(Figure record extracts)
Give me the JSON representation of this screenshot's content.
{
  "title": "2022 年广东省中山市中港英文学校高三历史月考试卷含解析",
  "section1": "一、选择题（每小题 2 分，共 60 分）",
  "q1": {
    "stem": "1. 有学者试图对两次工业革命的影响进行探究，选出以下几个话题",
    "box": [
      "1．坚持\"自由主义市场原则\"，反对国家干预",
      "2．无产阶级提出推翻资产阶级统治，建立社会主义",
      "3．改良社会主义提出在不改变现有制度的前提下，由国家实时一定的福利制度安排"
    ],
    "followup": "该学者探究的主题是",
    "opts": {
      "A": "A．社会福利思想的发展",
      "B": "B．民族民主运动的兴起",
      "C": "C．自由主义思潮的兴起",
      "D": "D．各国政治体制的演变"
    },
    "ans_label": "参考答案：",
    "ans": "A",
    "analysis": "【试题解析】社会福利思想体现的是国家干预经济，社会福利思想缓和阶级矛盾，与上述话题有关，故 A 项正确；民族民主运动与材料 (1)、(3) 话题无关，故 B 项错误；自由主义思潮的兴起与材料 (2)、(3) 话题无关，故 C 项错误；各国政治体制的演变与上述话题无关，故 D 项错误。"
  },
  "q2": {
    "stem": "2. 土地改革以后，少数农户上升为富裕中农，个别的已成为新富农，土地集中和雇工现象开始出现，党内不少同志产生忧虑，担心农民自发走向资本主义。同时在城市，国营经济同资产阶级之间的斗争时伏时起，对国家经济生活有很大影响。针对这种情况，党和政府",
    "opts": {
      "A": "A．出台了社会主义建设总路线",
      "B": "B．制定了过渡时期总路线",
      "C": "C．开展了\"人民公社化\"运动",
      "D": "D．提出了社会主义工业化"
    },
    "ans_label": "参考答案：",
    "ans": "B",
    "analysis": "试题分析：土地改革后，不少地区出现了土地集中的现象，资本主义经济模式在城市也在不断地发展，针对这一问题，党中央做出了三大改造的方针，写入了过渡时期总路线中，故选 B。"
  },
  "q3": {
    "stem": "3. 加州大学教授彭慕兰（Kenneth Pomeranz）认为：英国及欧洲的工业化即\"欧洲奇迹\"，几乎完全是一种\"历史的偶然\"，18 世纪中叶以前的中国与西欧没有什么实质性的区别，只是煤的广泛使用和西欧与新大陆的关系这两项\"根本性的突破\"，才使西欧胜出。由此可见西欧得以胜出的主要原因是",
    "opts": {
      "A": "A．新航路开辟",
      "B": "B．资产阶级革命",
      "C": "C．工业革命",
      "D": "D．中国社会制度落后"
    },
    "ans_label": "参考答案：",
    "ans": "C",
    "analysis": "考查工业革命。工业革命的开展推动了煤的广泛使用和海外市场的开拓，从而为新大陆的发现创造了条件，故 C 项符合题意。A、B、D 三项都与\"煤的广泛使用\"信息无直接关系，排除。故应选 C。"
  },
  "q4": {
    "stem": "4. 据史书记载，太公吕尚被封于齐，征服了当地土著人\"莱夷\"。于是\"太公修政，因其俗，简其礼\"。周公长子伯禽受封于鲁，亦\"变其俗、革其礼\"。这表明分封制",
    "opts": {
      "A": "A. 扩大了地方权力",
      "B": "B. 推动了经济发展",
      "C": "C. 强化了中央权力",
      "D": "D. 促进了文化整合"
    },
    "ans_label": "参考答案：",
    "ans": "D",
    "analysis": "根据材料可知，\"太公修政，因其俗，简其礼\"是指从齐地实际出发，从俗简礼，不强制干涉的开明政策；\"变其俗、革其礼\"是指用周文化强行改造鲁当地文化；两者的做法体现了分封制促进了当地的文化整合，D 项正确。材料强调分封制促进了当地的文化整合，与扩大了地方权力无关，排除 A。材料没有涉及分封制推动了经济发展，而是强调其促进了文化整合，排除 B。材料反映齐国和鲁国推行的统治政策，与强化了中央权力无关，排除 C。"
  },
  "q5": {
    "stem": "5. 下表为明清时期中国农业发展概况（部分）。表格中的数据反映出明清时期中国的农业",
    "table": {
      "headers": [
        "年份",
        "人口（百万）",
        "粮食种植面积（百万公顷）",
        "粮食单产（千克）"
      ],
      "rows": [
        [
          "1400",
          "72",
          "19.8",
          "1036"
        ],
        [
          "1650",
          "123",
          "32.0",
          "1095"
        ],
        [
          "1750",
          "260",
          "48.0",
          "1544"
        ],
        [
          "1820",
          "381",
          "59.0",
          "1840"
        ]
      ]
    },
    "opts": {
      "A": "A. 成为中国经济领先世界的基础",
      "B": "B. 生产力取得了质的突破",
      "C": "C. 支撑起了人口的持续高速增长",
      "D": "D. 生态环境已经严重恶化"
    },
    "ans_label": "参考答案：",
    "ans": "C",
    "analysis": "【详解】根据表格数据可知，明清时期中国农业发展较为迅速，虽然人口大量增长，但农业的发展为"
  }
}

» WORK REQUIRED
Give only the number of lines in the entries above that hold the string "stem".

» RESULT BELOW
5